- **Data to use**:
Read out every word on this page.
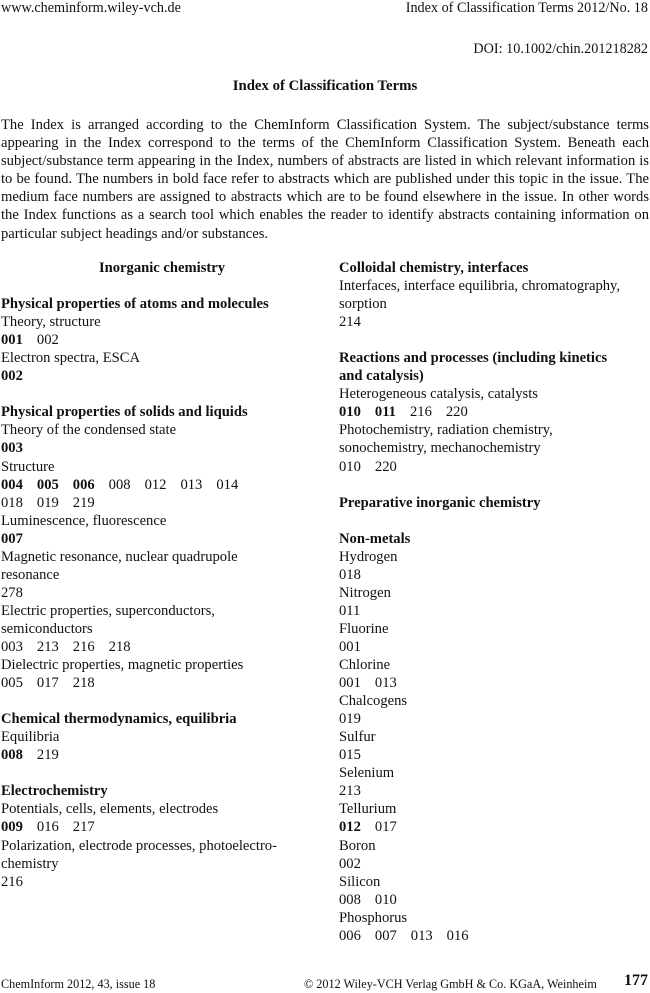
www.cheminform.wiley-vch.de	Index of Classification Terms 2012/No. 18
DOI: 10.1002/chin.201218282
Index of Classification Terms
The Index is arranged according to the ChemInform Classification System. The subject/substance terms appearing in the Index correspond to the terms of the ChemInform Classification System. Beneath each subject/substance term appearing in the Index, numbers of abstracts are listed in which relevant information is to be found. The numbers in bold face refer to abstracts which are published under this topic in the issue. The medium face numbers are assigned to abstracts which are to be found elsewhere in the issue. In other words the Index functions as a search tool which enables the reader to identify abstracts containing information on particular subject headings and/or substances.
Inorganic chemistry
Physical properties of atoms and molecules
Theory, structure
001 002
Electron spectra, ESCA
002
Physical properties of solids and liquids
Theory of the condensed state
003
Structure
004 005 006 008 012 013 014
018 019 219
Luminescence, fluorescence
007
Magnetic resonance, nuclear quadrupole
resonance
278
Electric properties, superconductors,
semiconductors
003 213 216 218
Dielectric properties, magnetic properties
005 017 218
Chemical thermodynamics, equilibria
Equilibria
008 219
Electrochemistry
Potentials, cells, elements, electrodes
009 016 217
Polarization, electrode processes, photoelectro-
chemistry
216
Colloidal chemistry, interfaces
Interfaces, interface equilibria, chromatography,
sorption
214
Reactions and processes (including kinetics
and catalysis)
Heterogeneous catalysis, catalysts
010 011 216 220
Photochemistry, radiation chemistry,
sonochemistry, mechanochemistry
010 220
Preparative inorganic chemistry
Non-metals
Hydrogen
018
Nitrogen
011
Fluorine
001
Chlorine
001 013
Chalcogens
019
Sulfur
015
Selenium
213
Tellurium
012 017
Boron
002
Silicon
008 010
Phosphorus
006 007 013 016
ChemInform 2012, 43, issue 18	© 2012 Wiley-VCH Verlag GmbH & Co. KGaA, Weinheim 177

- **The problem**: Before printing anything, remove the pictures; then print all the records exactly.

- **Reply to the exercise**:
Read out every word on this page.
www.cheminform.wiley-vch.de	Index of Classification Terms 2012/No. 18
DOI: 10.1002/chin.201218282
Index of Classification Terms
The Index is arranged according to the ChemInform Classification System. The subject/substance terms appearing in the Index correspond to the terms of the ChemInform Classification System. Beneath each subject/substance term appearing in the Index, numbers of abstracts are listed in which relevant information is to be found. The numbers in bold face refer to abstracts which are published under this topic in the issue. The medium face numbers are assigned to abstracts which are to be found elsewhere in the issue. In other words the Index functions as a search tool which enables the reader to identify abstracts containing information on particular subject headings and/or substances.
Inorganic chemistry
Physical properties of atoms and molecules
Theory, structure
001 002
Electron spectra, ESCA
002
Physical properties of solids and liquids
Theory of the condensed state
003
Structure
004 005 006 008 012 013 014
018 019 219
Luminescence, fluorescence
007
Magnetic resonance, nuclear quadrupole
resonance
278
Electric properties, superconductors,
semiconductors
003 213 216 218
Dielectric properties, magnetic properties
005 017 218
Chemical thermodynamics, equilibria
Equilibria
008 219
Electrochemistry
Potentials, cells, elements, electrodes
009 016 217
Polarization, electrode processes, photoelectro-
chemistry
216
Colloidal chemistry, interfaces
Interfaces, interface equilibria, chromatography,
sorption
214
Reactions and processes (including kinetics
and catalysis)
Heterogeneous catalysis, catalysts
010 011 216 220
Photochemistry, radiation chemistry,
sonochemistry, mechanochemistry
010 220
Preparative inorganic chemistry
Non-metals
Hydrogen
018
Nitrogen
011
Fluorine
001
Chlorine
001 013
Chalcogens
019
Sulfur
015
Selenium
213
Tellurium
012 017
Boron
002
Silicon
008 010
Phosphorus
006 007 013 016
ChemInform 2012, 43, issue 18	© 2012 Wiley-VCH Verlag GmbH & Co. KGaA, Weinheim 177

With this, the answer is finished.